WRITTEN REQUEST |
Check each line of the listing, and copy it if it contains the word "Slope".

────────────────────

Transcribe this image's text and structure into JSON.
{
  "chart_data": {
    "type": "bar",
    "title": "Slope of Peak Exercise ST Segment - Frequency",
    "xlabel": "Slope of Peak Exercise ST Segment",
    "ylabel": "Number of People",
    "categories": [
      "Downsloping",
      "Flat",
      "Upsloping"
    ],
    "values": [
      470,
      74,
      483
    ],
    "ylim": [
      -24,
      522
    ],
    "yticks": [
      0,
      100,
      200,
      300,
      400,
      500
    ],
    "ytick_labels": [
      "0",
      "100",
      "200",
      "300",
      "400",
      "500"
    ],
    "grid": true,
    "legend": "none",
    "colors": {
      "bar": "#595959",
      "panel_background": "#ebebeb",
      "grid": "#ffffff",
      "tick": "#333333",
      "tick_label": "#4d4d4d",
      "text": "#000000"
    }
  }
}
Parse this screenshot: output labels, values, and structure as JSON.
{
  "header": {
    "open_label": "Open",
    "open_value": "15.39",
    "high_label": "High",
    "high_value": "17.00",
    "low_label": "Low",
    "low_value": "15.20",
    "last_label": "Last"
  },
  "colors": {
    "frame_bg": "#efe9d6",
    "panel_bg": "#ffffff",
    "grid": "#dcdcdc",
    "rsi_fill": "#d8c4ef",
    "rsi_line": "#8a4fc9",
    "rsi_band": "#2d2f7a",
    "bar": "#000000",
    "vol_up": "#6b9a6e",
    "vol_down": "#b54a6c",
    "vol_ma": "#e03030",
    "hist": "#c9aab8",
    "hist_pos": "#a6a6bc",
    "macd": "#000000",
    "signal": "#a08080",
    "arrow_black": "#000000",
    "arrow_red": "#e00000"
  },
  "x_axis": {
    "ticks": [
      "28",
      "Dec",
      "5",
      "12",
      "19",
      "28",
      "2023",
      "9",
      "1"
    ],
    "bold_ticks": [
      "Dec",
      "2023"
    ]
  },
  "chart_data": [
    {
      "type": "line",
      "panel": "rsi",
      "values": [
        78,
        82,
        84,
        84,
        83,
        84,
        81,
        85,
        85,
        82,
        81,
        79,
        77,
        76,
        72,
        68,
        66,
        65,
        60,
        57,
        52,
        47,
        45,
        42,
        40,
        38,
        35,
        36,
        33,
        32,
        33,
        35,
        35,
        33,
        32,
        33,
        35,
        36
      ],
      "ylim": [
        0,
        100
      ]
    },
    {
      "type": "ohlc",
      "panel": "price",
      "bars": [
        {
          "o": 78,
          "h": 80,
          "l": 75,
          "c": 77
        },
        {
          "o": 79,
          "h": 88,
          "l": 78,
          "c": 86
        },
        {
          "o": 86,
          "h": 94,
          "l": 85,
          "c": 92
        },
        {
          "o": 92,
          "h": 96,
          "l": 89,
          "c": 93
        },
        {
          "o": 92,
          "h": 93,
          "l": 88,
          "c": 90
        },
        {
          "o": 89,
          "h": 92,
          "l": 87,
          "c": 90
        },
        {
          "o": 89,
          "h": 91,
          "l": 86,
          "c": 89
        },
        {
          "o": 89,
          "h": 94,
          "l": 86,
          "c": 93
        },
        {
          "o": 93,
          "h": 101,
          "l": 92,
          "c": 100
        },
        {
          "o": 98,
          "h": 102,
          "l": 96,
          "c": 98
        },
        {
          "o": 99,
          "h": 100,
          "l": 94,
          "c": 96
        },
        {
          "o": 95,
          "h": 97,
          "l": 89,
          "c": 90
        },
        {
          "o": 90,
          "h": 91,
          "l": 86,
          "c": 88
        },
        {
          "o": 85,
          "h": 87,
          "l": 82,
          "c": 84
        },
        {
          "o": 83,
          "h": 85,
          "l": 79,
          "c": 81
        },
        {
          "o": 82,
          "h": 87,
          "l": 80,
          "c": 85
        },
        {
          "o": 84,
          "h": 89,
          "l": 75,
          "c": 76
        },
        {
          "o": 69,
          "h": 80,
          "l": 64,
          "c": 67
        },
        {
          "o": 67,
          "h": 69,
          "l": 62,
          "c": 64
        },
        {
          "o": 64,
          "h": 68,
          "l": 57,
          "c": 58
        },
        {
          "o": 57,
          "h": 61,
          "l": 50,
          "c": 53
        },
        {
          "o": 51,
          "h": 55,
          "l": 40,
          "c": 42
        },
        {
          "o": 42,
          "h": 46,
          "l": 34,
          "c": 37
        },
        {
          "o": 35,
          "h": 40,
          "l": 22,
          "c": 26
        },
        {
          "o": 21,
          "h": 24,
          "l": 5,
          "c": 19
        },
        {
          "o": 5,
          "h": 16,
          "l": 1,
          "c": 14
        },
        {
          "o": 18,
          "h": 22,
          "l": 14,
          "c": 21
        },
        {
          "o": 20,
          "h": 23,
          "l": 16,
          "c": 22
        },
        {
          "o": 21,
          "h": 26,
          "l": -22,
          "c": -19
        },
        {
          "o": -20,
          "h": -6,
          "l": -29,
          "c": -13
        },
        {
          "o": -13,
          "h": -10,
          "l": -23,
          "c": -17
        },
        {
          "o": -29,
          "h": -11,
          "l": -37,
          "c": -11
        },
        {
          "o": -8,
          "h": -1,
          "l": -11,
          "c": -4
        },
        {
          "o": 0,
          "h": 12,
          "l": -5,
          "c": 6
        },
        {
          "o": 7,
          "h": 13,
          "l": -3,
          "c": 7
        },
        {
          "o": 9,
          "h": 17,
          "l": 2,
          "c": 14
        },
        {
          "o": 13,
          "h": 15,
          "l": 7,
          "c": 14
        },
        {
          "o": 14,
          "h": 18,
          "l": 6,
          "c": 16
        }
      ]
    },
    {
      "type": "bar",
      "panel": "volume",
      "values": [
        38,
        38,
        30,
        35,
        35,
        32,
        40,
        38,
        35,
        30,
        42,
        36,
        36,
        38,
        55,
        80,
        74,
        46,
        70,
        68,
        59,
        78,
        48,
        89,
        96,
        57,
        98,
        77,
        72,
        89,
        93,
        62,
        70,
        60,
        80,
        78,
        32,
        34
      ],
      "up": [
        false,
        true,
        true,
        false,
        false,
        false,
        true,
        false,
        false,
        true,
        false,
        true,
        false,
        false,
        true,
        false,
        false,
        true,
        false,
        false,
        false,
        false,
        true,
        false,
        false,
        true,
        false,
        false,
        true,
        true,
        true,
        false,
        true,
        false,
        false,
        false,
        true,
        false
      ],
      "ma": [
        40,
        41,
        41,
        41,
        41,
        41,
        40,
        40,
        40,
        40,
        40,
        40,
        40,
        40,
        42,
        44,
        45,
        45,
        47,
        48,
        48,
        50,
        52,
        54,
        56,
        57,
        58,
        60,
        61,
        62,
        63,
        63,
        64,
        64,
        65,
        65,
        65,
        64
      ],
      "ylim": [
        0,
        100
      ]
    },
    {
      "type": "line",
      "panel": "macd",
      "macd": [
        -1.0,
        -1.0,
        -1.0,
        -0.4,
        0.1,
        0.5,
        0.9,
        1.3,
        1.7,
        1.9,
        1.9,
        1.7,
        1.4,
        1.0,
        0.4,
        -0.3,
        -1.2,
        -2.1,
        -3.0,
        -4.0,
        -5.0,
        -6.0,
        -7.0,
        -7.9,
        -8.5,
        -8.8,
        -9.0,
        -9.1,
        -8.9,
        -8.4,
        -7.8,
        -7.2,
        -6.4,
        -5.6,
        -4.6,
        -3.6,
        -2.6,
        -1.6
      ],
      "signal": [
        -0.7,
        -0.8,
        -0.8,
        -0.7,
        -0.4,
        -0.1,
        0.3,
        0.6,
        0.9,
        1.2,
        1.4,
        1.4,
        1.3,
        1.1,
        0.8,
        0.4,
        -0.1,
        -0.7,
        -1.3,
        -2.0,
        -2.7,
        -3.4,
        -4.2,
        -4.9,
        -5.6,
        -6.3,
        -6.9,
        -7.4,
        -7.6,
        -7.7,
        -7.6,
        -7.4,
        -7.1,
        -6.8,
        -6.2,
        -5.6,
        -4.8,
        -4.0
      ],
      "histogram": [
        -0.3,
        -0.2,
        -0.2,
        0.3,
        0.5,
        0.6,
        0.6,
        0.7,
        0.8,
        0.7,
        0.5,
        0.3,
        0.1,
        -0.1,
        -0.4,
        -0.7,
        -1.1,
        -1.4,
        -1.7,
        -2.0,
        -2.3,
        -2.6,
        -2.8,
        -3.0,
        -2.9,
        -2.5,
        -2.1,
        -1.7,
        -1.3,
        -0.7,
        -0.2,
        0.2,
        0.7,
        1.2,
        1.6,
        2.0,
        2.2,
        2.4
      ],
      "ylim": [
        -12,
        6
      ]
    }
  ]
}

────────────────────

THE RESPONSE |
    "title": "Slope of Peak Exercise ST Segment - Frequency",
    "xlabel": "Slope of Peak Exercise ST Segment",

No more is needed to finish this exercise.